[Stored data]
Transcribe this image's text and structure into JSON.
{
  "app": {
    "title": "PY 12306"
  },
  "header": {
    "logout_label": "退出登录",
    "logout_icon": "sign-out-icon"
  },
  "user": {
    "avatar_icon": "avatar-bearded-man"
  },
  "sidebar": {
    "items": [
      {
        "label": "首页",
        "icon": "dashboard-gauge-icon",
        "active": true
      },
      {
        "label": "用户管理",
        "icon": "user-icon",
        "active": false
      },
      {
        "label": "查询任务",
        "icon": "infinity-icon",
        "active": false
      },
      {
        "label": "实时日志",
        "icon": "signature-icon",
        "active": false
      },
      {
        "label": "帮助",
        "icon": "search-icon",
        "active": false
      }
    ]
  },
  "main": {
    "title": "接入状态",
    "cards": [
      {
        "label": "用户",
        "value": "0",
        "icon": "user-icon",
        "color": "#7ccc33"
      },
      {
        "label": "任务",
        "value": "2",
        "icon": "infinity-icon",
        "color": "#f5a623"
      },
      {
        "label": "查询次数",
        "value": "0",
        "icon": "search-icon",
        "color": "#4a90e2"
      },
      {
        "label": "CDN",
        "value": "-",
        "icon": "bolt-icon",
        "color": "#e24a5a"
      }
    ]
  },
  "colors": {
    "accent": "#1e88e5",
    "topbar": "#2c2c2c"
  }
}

--

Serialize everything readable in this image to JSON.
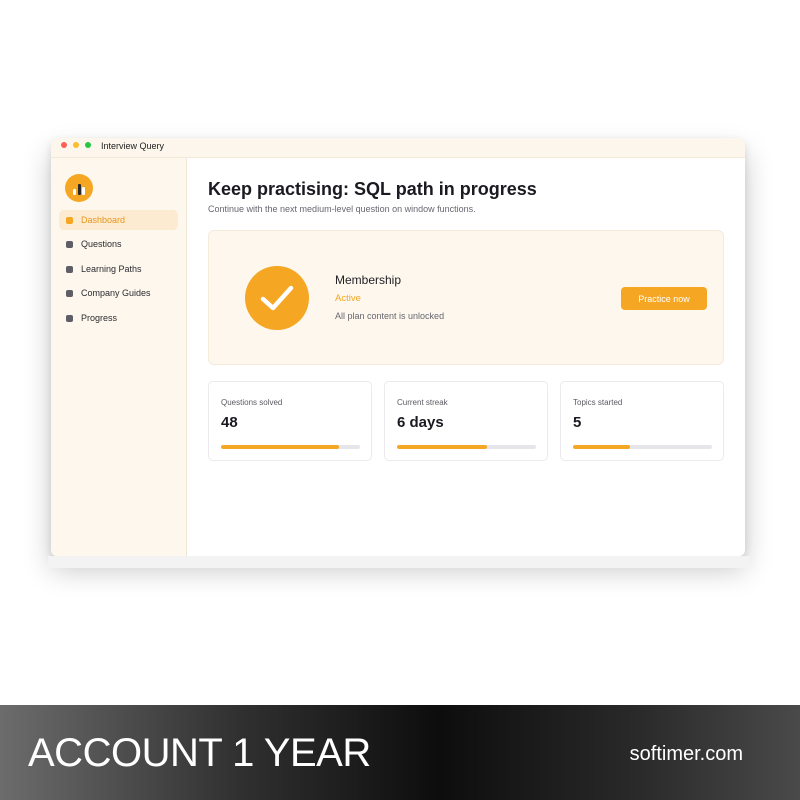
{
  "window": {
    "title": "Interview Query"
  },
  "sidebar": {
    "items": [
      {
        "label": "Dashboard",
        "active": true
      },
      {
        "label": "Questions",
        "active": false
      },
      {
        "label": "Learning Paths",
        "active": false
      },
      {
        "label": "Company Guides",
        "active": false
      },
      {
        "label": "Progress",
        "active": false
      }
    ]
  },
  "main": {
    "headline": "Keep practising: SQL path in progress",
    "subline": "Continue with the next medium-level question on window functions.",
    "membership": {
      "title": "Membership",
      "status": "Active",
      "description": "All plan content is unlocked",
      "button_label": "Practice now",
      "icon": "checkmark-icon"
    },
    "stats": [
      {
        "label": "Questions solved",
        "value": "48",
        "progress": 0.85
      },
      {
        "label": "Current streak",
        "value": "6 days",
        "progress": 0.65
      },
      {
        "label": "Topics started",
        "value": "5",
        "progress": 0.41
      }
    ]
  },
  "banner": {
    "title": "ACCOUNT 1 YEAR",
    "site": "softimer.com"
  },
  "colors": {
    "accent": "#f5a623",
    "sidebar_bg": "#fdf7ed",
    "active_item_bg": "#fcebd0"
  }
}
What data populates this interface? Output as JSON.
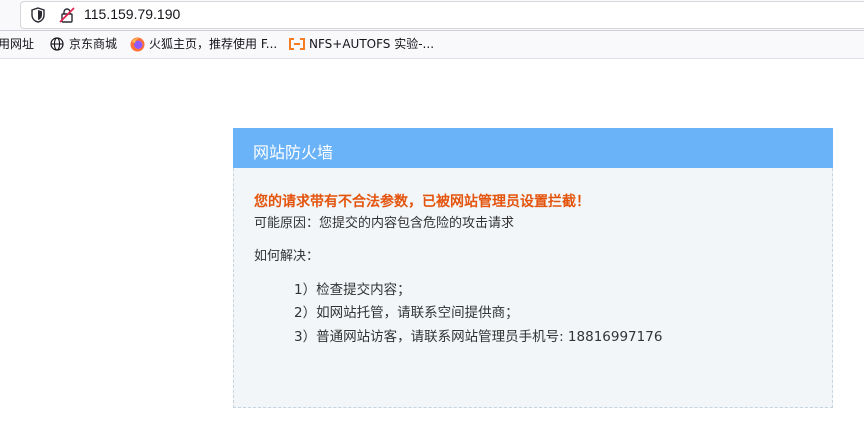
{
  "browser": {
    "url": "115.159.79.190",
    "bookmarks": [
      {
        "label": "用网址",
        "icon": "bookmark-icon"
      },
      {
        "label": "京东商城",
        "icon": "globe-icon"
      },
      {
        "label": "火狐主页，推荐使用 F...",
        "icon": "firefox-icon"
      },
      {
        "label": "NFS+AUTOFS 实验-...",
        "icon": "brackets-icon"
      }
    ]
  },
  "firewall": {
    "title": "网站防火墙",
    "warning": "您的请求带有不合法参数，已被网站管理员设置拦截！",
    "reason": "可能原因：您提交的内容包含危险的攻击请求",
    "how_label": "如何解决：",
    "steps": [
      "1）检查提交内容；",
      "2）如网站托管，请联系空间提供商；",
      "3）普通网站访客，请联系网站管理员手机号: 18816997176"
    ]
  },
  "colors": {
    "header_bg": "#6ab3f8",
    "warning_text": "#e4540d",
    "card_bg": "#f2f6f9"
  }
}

__WHAT IS BEING ASKED__. Pull out all lines of the data with the string "window".

__ANSWER TO THIS PROBLEM__.
  "window": {
    "subline": "Continue with the next medium-level question on window functions.",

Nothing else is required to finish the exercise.